• [Given passage]
+++

I don't think it matters where you put the lights. I think you can get new moonlights on nanotuners.com. A lot of people replace the stock pump for a Maxi Jet 900. It does 230 gph, and the stock only does 106 gph. You might want a little bit more live rock to have more bio filtration. If you haven't removed the bioballs/ceramic rings, and sponges, I'd take them out, because they become nitrate factories. You can put LR rubble in the back where those were as well as some activated carbon or purigen or whatever. If you want some mechanical filtration you could stuff some filter floss in the 1st chamber.
Kaiden


----------



## all4fire39 (Dec 25, 2010)

I have a 420gph hydor powerhead. Will that be sufficient enough? How do you classify the chambers, from left to right or right to left from the front of the tank? What is purigen and what does filter floss do? Do you know anything about how to keep everything stable without filtration? Thanks for all the help, it's greatly appreciated!


----------



## Kaiden32 (Sep 4, 2010)

Filter floss is like the stuff they make filter cartridges out of. It just catches all the poop and food and junk floating around in your tank. 
Here's the product description of purigen:

Purigen® is a premium synthetic adsorbent that is unlike any other filtration product. It is not a mixture of ion exchangers or adsorbents, but a unique macro-porous synthetic polymer that removes soluble and insoluble impurities from water at a rate and capacity that exceeds all others by over 500%. Purigen® controls ammonia, nitrites and nitrates by removing nitrogenous organic waste that would otherwise release these harmful compounds. Purigen’s™ impact on trace elements is minimal. It significantly raises redox. It polishes water to unparalleled clarity. Purigen® darkens progressively as it exhausts, and is easily renewed by treating with bleach. Purigen® is designed for both marine and freshwater use. 

Never used the stuff, so I'm not sure how well it works, but maybe someone else can chime in and give some experience.


----------



## csingh07 (Sep 20, 2010)

+++

• [Extracted information]
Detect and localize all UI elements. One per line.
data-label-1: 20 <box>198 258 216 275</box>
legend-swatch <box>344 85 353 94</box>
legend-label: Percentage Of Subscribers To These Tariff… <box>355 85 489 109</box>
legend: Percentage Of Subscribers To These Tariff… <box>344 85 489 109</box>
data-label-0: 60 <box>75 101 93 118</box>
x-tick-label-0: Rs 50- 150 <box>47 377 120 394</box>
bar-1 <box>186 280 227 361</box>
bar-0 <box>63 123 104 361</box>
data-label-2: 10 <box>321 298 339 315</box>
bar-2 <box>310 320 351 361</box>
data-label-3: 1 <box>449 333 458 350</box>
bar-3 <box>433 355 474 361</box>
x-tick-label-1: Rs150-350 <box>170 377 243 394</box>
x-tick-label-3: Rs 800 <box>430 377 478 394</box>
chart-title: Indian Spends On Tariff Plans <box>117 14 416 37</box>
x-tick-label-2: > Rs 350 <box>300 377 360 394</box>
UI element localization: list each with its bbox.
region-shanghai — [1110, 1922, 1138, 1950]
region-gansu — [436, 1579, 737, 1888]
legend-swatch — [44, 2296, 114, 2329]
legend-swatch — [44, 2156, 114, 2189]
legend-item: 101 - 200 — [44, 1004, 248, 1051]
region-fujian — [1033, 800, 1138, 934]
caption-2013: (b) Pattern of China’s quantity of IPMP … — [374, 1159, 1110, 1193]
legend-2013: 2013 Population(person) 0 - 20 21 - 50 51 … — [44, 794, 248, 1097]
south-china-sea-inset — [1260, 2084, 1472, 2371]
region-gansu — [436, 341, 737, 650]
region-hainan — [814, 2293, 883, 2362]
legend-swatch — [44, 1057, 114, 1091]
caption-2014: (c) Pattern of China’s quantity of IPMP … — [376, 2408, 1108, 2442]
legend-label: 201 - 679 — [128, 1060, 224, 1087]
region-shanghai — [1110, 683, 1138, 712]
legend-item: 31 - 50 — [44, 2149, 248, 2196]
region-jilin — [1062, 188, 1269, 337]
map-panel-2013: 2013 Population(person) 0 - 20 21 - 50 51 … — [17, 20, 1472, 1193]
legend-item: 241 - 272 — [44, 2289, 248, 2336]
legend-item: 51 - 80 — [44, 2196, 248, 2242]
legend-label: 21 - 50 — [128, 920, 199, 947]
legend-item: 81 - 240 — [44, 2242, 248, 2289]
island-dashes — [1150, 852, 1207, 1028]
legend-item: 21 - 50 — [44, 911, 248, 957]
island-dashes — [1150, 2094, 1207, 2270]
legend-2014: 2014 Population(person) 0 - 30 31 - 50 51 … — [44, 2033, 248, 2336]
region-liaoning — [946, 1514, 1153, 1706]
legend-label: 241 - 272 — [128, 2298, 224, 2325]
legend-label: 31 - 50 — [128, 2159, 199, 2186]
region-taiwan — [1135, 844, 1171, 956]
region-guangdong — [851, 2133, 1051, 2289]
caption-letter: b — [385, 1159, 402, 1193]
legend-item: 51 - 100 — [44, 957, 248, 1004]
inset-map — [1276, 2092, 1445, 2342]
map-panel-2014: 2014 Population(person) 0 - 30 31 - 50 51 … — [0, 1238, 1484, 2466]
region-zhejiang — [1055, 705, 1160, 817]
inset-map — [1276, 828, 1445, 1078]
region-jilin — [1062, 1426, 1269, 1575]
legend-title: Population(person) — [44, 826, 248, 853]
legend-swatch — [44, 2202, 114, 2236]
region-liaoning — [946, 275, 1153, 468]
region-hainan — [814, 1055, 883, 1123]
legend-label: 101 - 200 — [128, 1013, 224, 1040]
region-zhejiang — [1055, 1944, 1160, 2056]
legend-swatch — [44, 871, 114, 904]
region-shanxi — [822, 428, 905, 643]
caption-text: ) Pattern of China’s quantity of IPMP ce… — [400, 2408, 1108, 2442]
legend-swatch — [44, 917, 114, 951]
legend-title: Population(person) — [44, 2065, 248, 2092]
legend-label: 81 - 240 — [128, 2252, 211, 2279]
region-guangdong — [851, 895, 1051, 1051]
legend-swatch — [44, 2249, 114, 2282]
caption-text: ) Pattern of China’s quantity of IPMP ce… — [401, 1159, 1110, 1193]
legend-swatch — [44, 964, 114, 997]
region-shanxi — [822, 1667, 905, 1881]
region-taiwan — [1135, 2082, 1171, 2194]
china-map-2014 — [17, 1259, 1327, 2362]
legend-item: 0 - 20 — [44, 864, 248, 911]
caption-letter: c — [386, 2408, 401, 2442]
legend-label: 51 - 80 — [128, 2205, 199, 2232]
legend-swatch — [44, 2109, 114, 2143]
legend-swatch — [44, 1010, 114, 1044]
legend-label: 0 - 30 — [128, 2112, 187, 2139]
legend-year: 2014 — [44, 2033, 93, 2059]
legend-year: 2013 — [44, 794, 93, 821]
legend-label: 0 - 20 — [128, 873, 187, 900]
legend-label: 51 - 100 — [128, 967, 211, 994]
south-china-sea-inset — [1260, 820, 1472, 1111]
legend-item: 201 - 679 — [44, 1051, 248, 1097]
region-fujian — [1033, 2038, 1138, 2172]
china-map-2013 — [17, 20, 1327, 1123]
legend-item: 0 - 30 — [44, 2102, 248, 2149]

+++

• [Stated problem A] Render this sentence from the aquarium filtration thread into Spanish: "Purigen® is designed for both marine and freshwater use."
• [Stated problem B] Carry on the aquarium filtration thread from the point at which it stops.
The material has no connection to the aquarium filtration thread.

• [Written reply A] Purigen® está diseñado para uso tanto en agua marina como en agua dulce.

• [Written reply B]
all4fire39 said:


> I have a 420gph hydor powerhead. Will that be sufficient enough? How do you classify the chambers, from left to right or right to left from the front of the tank? What is purigen and what does filter floss do? Do you know anything about how to keep everything stable without filtration? Thanks for all the help, it's greatly appreciated!


420 will be fine, more than I have in my 14. The chambers are 1, 2, and 3. chamber one is the intake where the biocube filter goes, chamber 2 is where the bioballs WERE (hopefully you removed them ) and chamber 3 is the output pump.



Kaiden32 said:


> Filter floss is like the stuff they make filter cartridges out of. It just catches all the poop and food and junk floating around in your tank.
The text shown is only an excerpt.